# What you have to do:
Below are the records; tally the lines in them that include the word "Score" and reply with the number alone.
________________________
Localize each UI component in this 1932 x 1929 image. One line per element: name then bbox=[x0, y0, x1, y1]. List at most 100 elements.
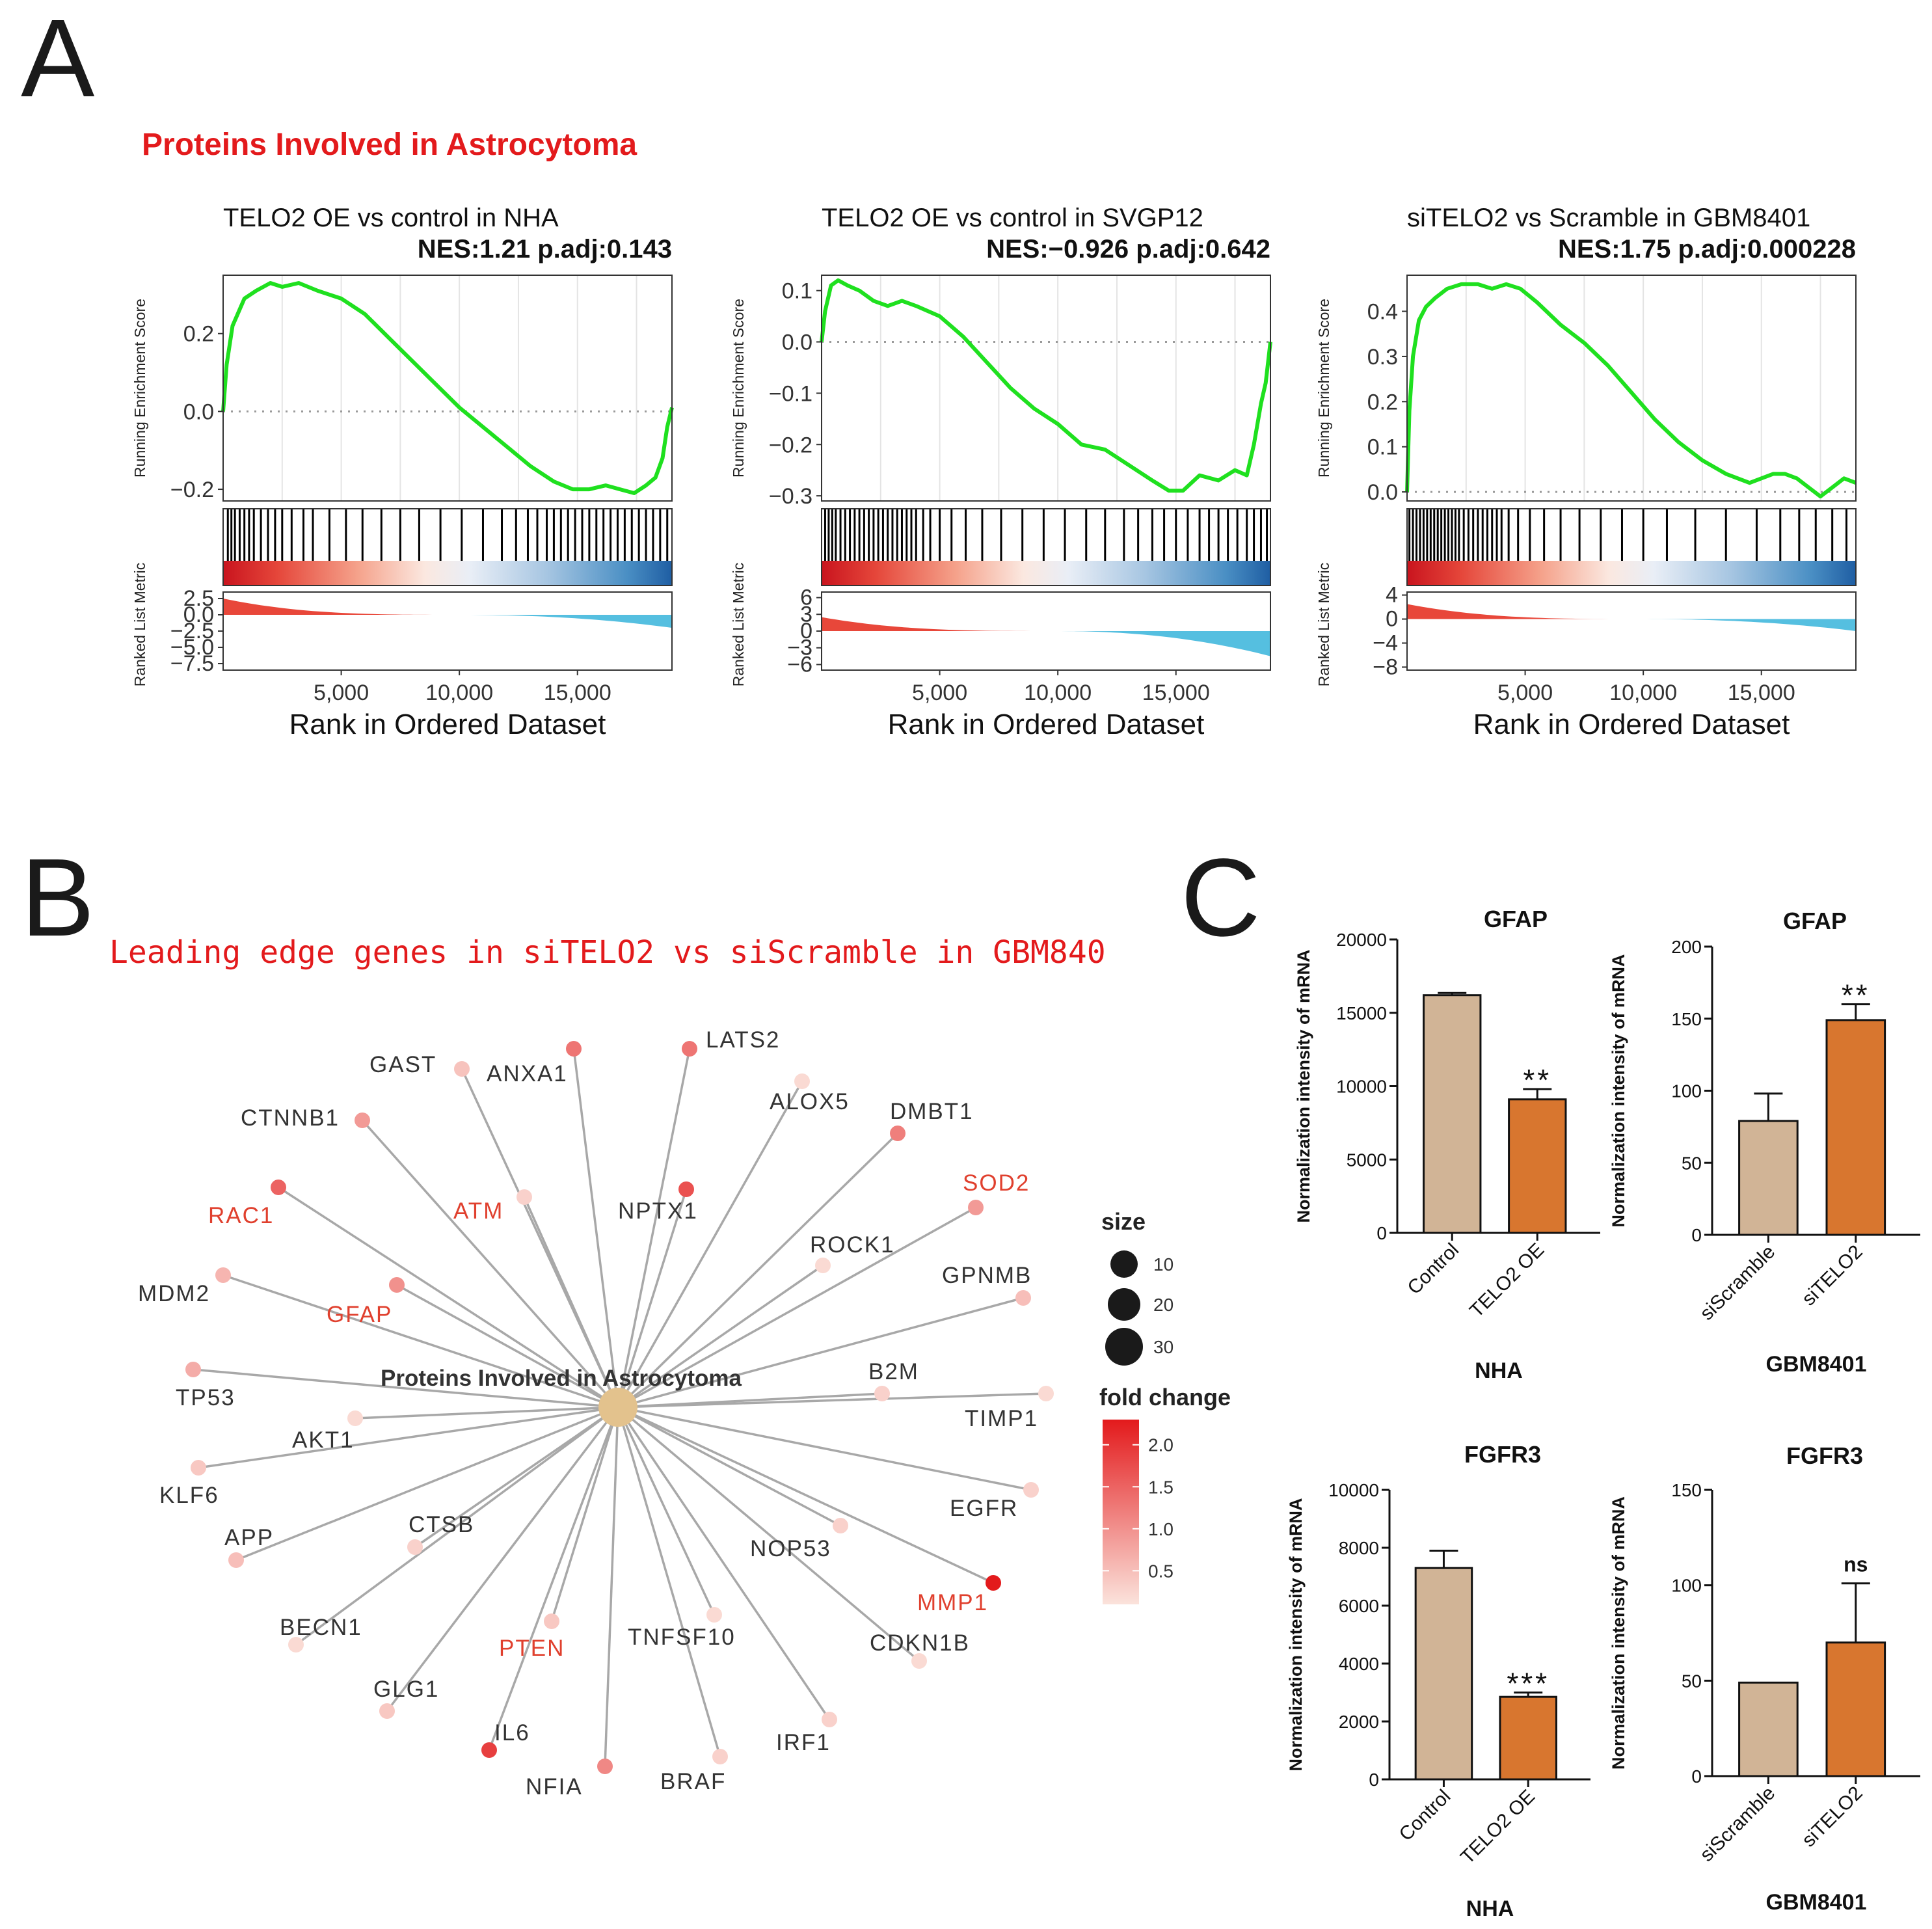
edge-egfr bbox=[617, 1406, 1032, 1491]
bar-control bbox=[1423, 994, 1482, 1234]
gsea-metric-tick-label: 4 bbox=[1386, 583, 1398, 608]
edge-lats2 bbox=[617, 1048, 691, 1408]
bar-ytick-label: 2000 bbox=[1339, 1712, 1379, 1732]
node-label-atm: ATM bbox=[453, 1198, 503, 1224]
gsea-grid bbox=[879, 275, 1236, 501]
node-label-il6: IL6 bbox=[494, 1720, 530, 1746]
gsea-ylabel: Running Enrichment Score bbox=[730, 299, 747, 478]
gsea-title: Proteins Involved in Astrocytoma bbox=[142, 128, 637, 162]
legend-size-10-label: 10 bbox=[1153, 1254, 1174, 1275]
gsea-rank-frame bbox=[1406, 508, 1857, 586]
gsea-metric-tick-label: −4 bbox=[1373, 630, 1398, 655]
legend-size-30-dot bbox=[1105, 1328, 1143, 1366]
gsea-grid bbox=[1465, 275, 1821, 501]
bar-ytick-label: 10000 bbox=[1328, 1480, 1379, 1500]
legend-size-title: size bbox=[1101, 1208, 1146, 1235]
bar-category-label: Control bbox=[1395, 1786, 1455, 1846]
bar-ytick-label: 150 bbox=[1671, 1480, 1702, 1500]
gsea-metric-tick-label: 2.5 bbox=[183, 586, 214, 611]
node-rock1 bbox=[815, 1258, 831, 1273]
legend-size-30-label: 30 bbox=[1153, 1337, 1174, 1357]
edge-dmbt1 bbox=[617, 1132, 899, 1409]
edge-akt1 bbox=[355, 1406, 619, 1420]
edge-klf6 bbox=[198, 1406, 619, 1469]
gsea-metric-ylabel: Ranked List Metric bbox=[131, 563, 148, 686]
node-label-rock1: ROCK1 bbox=[810, 1232, 895, 1258]
bar-ytick-label: 150 bbox=[1671, 1009, 1702, 1029]
gsea-metric-negative bbox=[822, 631, 1270, 656]
network-edges bbox=[193, 1048, 1047, 1767]
bar-chart-title: FGFR3 bbox=[1786, 1442, 1863, 1469]
node-label-nfia: NFIA bbox=[526, 1774, 583, 1800]
node-sod2 bbox=[968, 1200, 984, 1215]
legend-colorbar-ticks: 2.0 1.5 1.0 0.5 bbox=[1103, 1435, 1174, 1581]
gsea-metric-ylabel: Ranked List Metric bbox=[730, 563, 747, 686]
node-label-braf: BRAF bbox=[660, 1769, 726, 1794]
bar-ytick-label: 0 bbox=[1691, 1225, 1702, 1245]
gsea-rank-heatmap bbox=[1407, 561, 1856, 586]
gsea-plot-title: TELO2 OE vs control in SVGP12 bbox=[822, 204, 1203, 232]
bar-telo2-oe bbox=[1499, 1695, 1557, 1781]
gsea-xtick-label: 10,000 bbox=[425, 681, 493, 705]
gsea-es-line bbox=[820, 278, 1272, 493]
edge-timp1 bbox=[617, 1392, 1047, 1409]
node-tnfsf10 bbox=[706, 1607, 722, 1623]
node-label-akt1: AKT1 bbox=[292, 1427, 355, 1453]
gsea-ytick-label: −0.2 bbox=[170, 478, 214, 502]
bar-ytick-label: 20000 bbox=[1336, 930, 1387, 950]
gsea-ytick-label: 0.2 bbox=[1367, 390, 1398, 414]
colorbar-tick-label: 0.5 bbox=[1148, 1561, 1174, 1581]
gsea-ytick-label: 0.0 bbox=[1367, 480, 1398, 505]
gsea-plot-2: TELO2 OE vs control in SVGP12 NES:−0.926 … bbox=[730, 204, 1272, 740]
edge-rock1 bbox=[617, 1264, 824, 1409]
bar-chart-4: FGFR3 0 50 100 150 Normalization intensity of… bbox=[1609, 1442, 1920, 1915]
node-label-ctnnb1: CTNNB1 bbox=[241, 1105, 340, 1131]
node-glg1 bbox=[379, 1703, 395, 1719]
colorbar-tick-label: 1.0 bbox=[1148, 1519, 1174, 1539]
node-label-mmp1: MMP1 bbox=[917, 1590, 988, 1615]
bar-ytick-label: 50 bbox=[1682, 1671, 1702, 1691]
gsea-ytick-label: 0.1 bbox=[1367, 435, 1398, 460]
gsea-ytick-label: 0.0 bbox=[782, 330, 812, 355]
edge-anxa1 bbox=[572, 1048, 619, 1408]
bar-significance: ** bbox=[1842, 978, 1870, 1012]
gsea-plot-1: TELO2 OE vs control in NHA NES:1.21 p.adj… bbox=[131, 204, 674, 740]
legend-size-20-label: 20 bbox=[1153, 1295, 1174, 1315]
node-atm bbox=[517, 1189, 532, 1205]
gsea-plot-3: siTELO2 vs Scramble in GBM8401 NES:1.75 p… bbox=[1315, 204, 1857, 740]
node-label-glg1: GLG1 bbox=[373, 1677, 439, 1702]
network-title: Leading edge genes in siTELO2 vs siScram… bbox=[109, 934, 1106, 971]
gsea-ylabel: Running Enrichment Score bbox=[1315, 299, 1332, 478]
gsea-plot-stats: NES:1.21 p.adj:0.143 bbox=[418, 235, 672, 263]
network-nodes bbox=[185, 1041, 1054, 1774]
edge-cdkn1b bbox=[617, 1406, 920, 1662]
edge-atm bbox=[523, 1196, 619, 1408]
gsea-metric-tick-label: −2.5 bbox=[170, 619, 214, 643]
node-label-lats2: LATS2 bbox=[706, 1027, 780, 1053]
edge-mdm2 bbox=[222, 1274, 619, 1409]
gsea-ytick-label: 0.1 bbox=[782, 279, 812, 304]
bar-sitelo2 bbox=[1825, 1019, 1886, 1236]
node-il6 bbox=[481, 1742, 497, 1758]
panel-label-c: C bbox=[1181, 836, 1261, 960]
bar-ytick-label: 0 bbox=[1376, 1223, 1387, 1243]
bar-ytick-label: 50 bbox=[1682, 1153, 1702, 1173]
gsea-metric-tick-label: −5.0 bbox=[170, 635, 214, 660]
node-pten bbox=[544, 1613, 559, 1629]
gsea-es-line bbox=[1405, 282, 1857, 499]
bar-chart-1: GFAP 0 5000 10000 15000 20000 Normalization in… bbox=[1294, 906, 1600, 1383]
bar-siscramble bbox=[1738, 1120, 1799, 1236]
gsea-ytick-label: −0.1 bbox=[769, 381, 812, 406]
bar-category-label: TELO2 OE bbox=[1466, 1239, 1548, 1322]
gsea-xtick-label: 10,000 bbox=[1609, 681, 1677, 705]
bar-telo2-oe bbox=[1508, 1098, 1567, 1234]
edge-nop53 bbox=[617, 1406, 841, 1527]
node-nop53 bbox=[833, 1518, 848, 1533]
node-label-klf6: KLF6 bbox=[159, 1483, 219, 1508]
gsea-plot-title: TELO2 OE vs control in NHA bbox=[223, 204, 559, 232]
edge-becn1 bbox=[295, 1406, 619, 1646]
bar-sitelo2 bbox=[1825, 1641, 1886, 1777]
bar-group-label: NHA bbox=[1466, 1896, 1514, 1921]
edge-alox5 bbox=[617, 1081, 803, 1408]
________________________
# Solution for this task:
2